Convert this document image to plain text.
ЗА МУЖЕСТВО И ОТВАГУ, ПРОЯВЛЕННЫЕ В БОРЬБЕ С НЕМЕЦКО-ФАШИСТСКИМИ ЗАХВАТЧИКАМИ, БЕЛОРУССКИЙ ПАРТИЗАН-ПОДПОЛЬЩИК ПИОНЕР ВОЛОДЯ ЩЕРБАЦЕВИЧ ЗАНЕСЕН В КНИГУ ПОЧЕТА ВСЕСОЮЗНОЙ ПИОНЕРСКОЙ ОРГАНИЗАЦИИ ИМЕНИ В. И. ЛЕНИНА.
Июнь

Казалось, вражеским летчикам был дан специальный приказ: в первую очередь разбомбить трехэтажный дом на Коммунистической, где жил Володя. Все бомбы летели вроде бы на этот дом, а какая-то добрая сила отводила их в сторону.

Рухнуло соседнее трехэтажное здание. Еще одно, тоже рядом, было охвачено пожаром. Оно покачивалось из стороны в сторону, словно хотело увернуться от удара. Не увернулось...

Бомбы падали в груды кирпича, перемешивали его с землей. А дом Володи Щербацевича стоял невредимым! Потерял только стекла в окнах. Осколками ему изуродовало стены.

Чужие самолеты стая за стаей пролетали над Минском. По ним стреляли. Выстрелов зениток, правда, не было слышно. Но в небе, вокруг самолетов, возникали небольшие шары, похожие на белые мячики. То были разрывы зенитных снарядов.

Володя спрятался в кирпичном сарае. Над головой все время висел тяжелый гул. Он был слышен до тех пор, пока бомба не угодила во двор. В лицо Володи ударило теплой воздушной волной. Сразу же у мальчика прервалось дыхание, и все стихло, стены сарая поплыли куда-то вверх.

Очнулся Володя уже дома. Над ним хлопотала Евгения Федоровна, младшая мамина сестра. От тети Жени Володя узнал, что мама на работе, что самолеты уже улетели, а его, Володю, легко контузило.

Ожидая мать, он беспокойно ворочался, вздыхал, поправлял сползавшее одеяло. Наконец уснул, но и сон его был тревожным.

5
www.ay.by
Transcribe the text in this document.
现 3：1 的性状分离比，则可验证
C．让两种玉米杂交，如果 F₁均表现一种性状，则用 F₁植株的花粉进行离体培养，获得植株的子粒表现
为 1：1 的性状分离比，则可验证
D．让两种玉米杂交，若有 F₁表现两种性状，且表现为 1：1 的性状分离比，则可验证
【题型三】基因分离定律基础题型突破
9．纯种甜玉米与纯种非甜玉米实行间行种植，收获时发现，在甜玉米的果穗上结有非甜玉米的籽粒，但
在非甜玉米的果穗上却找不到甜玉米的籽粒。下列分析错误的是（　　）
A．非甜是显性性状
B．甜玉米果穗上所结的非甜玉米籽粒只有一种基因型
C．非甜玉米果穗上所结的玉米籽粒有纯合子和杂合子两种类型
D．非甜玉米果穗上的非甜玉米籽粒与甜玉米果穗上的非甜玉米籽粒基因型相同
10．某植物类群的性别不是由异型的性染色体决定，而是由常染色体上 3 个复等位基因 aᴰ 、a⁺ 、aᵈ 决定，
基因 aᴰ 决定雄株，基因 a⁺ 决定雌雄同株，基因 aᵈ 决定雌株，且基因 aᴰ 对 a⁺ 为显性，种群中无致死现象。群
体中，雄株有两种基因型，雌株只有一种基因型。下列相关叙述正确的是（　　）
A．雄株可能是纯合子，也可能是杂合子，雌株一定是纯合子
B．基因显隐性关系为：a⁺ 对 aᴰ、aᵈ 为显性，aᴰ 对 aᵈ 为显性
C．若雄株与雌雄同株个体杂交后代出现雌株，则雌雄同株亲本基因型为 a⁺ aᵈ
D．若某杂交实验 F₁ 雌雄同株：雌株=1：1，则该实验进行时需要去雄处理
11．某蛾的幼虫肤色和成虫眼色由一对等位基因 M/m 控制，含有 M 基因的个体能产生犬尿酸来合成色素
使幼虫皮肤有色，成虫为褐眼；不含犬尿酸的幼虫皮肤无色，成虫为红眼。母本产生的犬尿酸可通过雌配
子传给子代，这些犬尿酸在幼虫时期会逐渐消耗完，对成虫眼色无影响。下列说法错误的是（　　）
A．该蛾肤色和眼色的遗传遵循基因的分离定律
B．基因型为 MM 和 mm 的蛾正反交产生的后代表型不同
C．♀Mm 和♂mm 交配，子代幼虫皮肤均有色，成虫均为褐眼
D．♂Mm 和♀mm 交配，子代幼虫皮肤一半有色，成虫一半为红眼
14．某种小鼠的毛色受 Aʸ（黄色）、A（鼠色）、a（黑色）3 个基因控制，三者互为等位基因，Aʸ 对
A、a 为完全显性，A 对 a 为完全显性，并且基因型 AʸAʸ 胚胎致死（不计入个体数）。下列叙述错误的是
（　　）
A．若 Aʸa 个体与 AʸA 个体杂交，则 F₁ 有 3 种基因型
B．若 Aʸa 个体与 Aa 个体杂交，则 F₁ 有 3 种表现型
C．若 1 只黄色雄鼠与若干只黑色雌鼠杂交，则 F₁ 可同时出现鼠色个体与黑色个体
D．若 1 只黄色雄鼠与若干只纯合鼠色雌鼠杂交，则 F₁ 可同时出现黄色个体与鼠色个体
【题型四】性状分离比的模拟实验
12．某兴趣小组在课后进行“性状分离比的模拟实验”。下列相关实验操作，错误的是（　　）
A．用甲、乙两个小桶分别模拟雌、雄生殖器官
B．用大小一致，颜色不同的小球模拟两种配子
___
Note how many lines in the material hold the word "document", and give that number with nothing added.

Result below.
2